* **Data**:
|---|

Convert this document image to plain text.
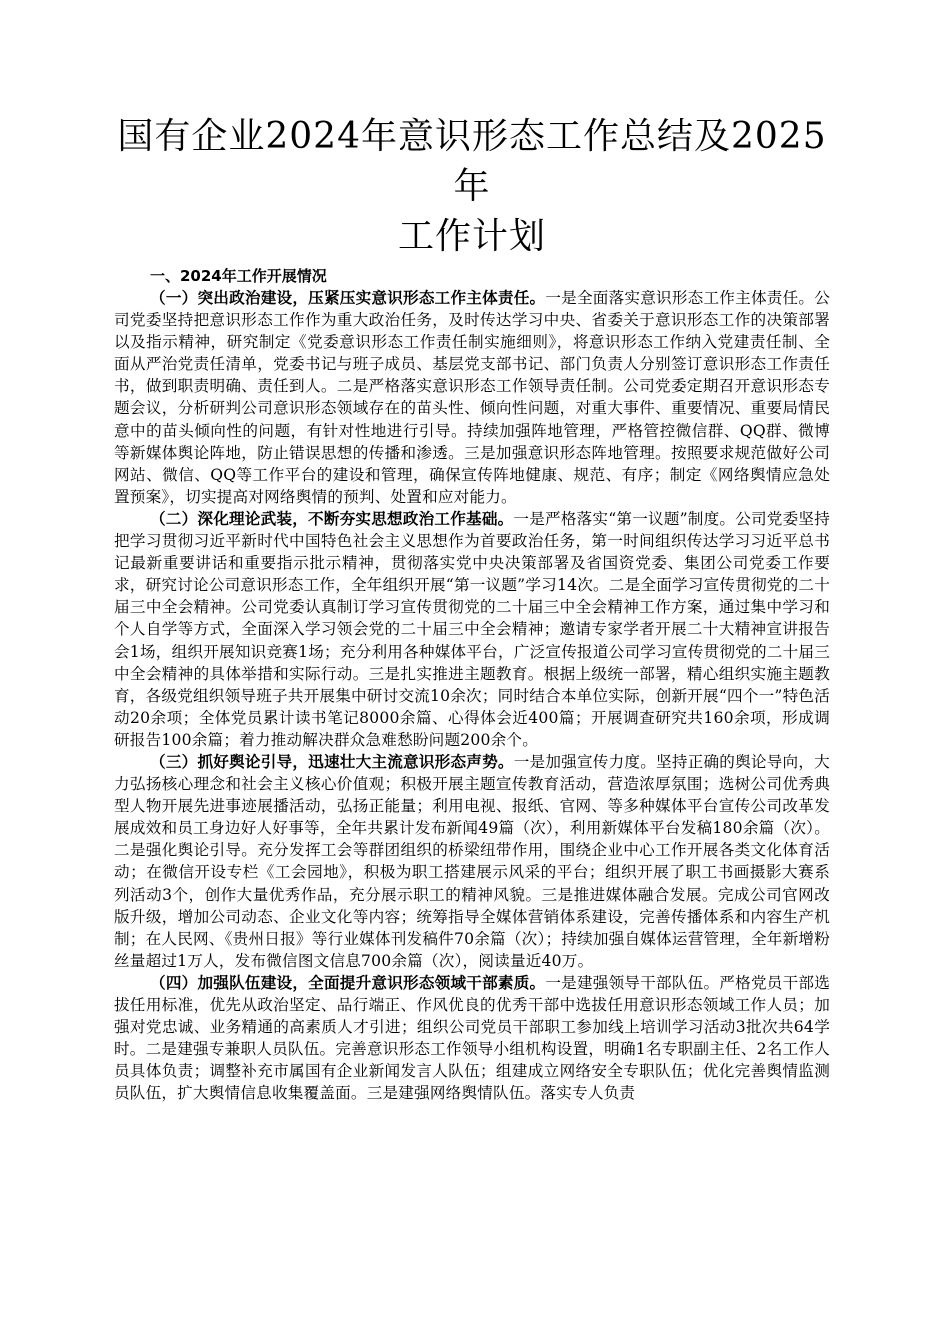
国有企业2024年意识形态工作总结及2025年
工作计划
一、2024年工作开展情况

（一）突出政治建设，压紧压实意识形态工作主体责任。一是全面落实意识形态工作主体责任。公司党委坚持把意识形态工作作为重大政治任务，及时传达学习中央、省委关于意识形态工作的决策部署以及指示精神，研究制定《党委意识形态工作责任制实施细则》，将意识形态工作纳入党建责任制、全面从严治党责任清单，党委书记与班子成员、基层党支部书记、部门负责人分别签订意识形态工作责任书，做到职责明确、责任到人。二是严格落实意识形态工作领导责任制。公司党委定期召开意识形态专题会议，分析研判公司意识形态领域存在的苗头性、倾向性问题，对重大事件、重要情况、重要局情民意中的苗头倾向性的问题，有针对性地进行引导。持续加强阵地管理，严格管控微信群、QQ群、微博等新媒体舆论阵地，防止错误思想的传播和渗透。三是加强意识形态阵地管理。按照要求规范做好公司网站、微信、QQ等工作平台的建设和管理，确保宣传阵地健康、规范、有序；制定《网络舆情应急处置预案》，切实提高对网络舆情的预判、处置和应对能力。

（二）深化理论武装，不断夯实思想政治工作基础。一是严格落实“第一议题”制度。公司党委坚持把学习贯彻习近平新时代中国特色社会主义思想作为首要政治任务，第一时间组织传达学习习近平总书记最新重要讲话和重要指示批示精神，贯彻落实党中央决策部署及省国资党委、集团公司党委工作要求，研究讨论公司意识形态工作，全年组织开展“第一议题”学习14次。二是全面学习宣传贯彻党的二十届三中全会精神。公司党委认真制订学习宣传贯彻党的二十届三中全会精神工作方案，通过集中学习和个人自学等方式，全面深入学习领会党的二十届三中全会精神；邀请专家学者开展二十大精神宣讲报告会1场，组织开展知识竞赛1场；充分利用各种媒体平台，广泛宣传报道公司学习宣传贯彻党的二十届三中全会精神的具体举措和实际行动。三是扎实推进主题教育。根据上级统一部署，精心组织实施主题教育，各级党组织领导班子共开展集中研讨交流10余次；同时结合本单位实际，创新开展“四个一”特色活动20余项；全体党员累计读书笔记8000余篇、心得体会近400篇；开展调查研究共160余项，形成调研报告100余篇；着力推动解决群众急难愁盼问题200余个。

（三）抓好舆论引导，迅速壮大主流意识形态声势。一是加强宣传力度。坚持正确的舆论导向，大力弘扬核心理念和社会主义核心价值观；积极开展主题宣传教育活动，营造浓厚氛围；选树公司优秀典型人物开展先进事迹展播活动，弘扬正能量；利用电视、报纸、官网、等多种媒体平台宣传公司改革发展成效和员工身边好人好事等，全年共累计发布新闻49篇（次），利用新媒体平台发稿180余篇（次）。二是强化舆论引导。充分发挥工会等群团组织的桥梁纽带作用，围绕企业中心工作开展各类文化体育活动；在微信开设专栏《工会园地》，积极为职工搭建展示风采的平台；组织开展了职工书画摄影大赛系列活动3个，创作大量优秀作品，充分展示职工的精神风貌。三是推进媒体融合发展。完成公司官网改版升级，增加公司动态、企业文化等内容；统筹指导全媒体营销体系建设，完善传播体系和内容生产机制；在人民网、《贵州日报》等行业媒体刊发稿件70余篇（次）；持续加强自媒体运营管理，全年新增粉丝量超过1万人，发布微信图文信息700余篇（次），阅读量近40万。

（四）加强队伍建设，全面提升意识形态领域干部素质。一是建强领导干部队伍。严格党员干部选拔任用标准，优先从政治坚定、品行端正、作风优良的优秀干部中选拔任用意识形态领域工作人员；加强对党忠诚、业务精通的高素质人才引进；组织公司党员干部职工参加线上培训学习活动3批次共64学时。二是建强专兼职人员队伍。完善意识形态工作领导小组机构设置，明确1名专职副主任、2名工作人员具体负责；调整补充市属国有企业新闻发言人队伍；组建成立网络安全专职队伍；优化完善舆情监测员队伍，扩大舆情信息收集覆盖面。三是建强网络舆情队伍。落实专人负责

|---|

Without the pictures, copy the material exactly as given.

* **Result for this task**:
Convert this document image to plain text.
国有企业2024年意识形态工作总结及2025年
工作计划
一、2024年工作开展情况

（一）突出政治建设，压紧压实意识形态工作主体责任。一是全面落实意识形态工作主体责任。公司党委坚持把意识形态工作作为重大政治任务，及时传达学习中央、省委关于意识形态工作的决策部署以及指示精神，研究制定《党委意识形态工作责任制实施细则》，将意识形态工作纳入党建责任制、全面从严治党责任清单，党委书记与班子成员、基层党支部书记、部门负责人分别签订意识形态工作责任书，做到职责明确、责任到人。二是严格落实意识形态工作领导责任制。公司党委定期召开意识形态专题会议，分析研判公司意识形态领域存在的苗头性、倾向性问题，对重大事件、重要情况、重要局情民意中的苗头倾向性的问题，有针对性地进行引导。持续加强阵地管理，严格管控微信群、QQ群、微博等新媒体舆论阵地，防止错误思想的传播和渗透。三是加强意识形态阵地管理。按照要求规范做好公司网站、微信、QQ等工作平台的建设和管理，确保宣传阵地健康、规范、有序；制定《网络舆情应急处置预案》，切实提高对网络舆情的预判、处置和应对能力。

（二）深化理论武装，不断夯实思想政治工作基础。一是严格落实“第一议题”制度。公司党委坚持把学习贯彻习近平新时代中国特色社会主义思想作为首要政治任务，第一时间组织传达学习习近平总书记最新重要讲话和重要指示批示精神，贯彻落实党中央决策部署及省国资党委、集团公司党委工作要求，研究讨论公司意识形态工作，全年组织开展“第一议题”学习14次。二是全面学习宣传贯彻党的二十届三中全会精神。公司党委认真制订学习宣传贯彻党的二十届三中全会精神工作方案，通过集中学习和个人自学等方式，全面深入学习领会党的二十届三中全会精神；邀请专家学者开展二十大精神宣讲报告会1场，组织开展知识竞赛1场；充分利用各种媒体平台，广泛宣传报道公司学习宣传贯彻党的二十届三中全会精神的具体举措和实际行动。三是扎实推进主题教育。根据上级统一部署，精心组织实施主题教育，各级党组织领导班子共开展集中研讨交流10余次；同时结合本单位实际，创新开展“四个一”特色活动20余项；全体党员累计读书笔记8000余篇、心得体会近400篇；开展调查研究共160余项，形成调研报告100余篇；着力推动解决群众急难愁盼问题200余个。

（三）抓好舆论引导，迅速壮大主流意识形态声势。一是加强宣传力度。坚持正确的舆论导向，大力弘扬核心理念和社会主义核心价值观；积极开展主题宣传教育活动，营造浓厚氛围；选树公司优秀典型人物开展先进事迹展播活动，弘扬正能量；利用电视、报纸、官网、等多种媒体平台宣传公司改革发展成效和员工身边好人好事等，全年共累计发布新闻49篇（次），利用新媒体平台发稿180余篇（次）。二是强化舆论引导。充分发挥工会等群团组织的桥梁纽带作用，围绕企业中心工作开展各类文化体育活动；在微信开设专栏《工会园地》，积极为职工搭建展示风采的平台；组织开展了职工书画摄影大赛系列活动3个，创作大量优秀作品，充分展示职工的精神风貌。三是推进媒体融合发展。完成公司官网改版升级，增加公司动态、企业文化等内容；统筹指导全媒体营销体系建设，完善传播体系和内容生产机制；在人民网、《贵州日报》等行业媒体刊发稿件70余篇（次）；持续加强自媒体运营管理，全年新增粉丝量超过1万人，发布微信图文信息700余篇（次），阅读量近40万。

（四）加强队伍建设，全面提升意识形态领域干部素质。一是建强领导干部队伍。严格党员干部选拔任用标准，优先从政治坚定、品行端正、作风优良的优秀干部中选拔任用意识形态领域工作人员；加强对党忠诚、业务精通的高素质人才引进；组织公司党员干部职工参加线上培训学习活动3批次共64学时。二是建强专兼职人员队伍。完善意识形态工作领导小组机构设置，明确1名专职副主任、2名工作人员具体负责；调整补充市属国有企业新闻发言人队伍；组建成立网络安全专职队伍；优化完善舆情监测员队伍，扩大舆情信息收集覆盖面。三是建强网络舆情队伍。落实专人负责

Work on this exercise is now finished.